Figure collection entries:
-- BEGIN --
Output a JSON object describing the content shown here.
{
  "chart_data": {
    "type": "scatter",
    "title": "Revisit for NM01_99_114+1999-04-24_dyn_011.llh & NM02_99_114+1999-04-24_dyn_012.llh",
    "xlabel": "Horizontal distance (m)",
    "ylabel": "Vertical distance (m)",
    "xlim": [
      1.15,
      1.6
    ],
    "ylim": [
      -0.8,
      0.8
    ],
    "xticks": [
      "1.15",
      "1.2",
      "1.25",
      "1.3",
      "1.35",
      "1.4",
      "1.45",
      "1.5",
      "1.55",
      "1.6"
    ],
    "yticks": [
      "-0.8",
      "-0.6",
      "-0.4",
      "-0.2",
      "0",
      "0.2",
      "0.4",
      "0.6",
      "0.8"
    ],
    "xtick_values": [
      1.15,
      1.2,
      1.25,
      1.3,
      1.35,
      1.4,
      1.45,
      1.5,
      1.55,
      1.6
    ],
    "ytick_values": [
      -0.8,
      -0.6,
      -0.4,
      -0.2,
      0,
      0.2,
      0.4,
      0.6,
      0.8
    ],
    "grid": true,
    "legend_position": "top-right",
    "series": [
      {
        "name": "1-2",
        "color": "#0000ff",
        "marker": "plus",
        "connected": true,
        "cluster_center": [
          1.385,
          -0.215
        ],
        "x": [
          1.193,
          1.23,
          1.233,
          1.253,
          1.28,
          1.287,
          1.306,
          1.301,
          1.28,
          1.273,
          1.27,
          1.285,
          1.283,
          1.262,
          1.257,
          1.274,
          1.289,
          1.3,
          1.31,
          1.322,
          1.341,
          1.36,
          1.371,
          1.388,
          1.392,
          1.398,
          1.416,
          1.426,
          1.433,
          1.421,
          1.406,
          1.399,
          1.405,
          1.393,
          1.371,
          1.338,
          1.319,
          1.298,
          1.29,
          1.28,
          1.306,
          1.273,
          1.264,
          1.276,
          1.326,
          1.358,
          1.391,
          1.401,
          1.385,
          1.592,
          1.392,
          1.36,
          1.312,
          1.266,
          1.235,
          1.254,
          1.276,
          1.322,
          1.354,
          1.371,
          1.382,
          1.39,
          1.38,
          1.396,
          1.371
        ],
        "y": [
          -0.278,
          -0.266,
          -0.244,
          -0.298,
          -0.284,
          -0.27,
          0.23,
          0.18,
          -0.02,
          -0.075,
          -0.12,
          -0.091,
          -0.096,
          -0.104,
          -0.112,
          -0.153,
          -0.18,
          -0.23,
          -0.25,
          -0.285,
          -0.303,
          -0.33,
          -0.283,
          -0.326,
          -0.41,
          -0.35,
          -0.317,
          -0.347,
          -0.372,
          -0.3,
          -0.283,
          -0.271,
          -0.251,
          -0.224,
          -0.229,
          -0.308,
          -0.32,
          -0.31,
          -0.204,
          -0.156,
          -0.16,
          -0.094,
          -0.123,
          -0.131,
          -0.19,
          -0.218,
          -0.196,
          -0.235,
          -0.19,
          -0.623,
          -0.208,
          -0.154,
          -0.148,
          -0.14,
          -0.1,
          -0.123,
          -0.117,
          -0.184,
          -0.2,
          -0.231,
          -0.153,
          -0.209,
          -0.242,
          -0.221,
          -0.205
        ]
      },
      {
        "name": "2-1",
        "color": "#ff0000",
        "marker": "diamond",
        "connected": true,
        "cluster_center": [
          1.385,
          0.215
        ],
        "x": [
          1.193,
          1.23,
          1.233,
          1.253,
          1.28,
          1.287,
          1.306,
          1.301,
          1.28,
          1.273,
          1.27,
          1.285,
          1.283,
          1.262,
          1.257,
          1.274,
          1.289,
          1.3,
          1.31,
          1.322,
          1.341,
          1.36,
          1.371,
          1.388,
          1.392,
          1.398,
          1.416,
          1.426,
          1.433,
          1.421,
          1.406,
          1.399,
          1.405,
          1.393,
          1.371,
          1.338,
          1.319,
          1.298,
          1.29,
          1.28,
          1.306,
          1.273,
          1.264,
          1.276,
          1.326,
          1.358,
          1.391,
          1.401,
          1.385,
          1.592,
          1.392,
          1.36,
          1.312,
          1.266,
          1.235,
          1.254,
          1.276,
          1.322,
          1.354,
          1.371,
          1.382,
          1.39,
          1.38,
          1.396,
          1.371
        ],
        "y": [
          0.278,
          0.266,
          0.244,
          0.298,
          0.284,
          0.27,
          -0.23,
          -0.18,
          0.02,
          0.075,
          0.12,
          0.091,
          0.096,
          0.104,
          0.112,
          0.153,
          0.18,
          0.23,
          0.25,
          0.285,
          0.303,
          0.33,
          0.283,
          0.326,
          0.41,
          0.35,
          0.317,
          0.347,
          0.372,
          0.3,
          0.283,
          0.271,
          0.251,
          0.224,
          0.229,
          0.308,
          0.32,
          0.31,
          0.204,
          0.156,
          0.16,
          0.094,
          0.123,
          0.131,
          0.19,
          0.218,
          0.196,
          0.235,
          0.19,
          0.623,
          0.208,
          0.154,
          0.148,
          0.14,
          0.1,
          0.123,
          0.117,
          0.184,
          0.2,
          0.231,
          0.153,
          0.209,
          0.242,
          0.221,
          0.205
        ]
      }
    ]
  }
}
-- END --
# OBJECTIVE:
Report only how many lines in the listing contain the string "distance".

# FINISHED ANSWER:
2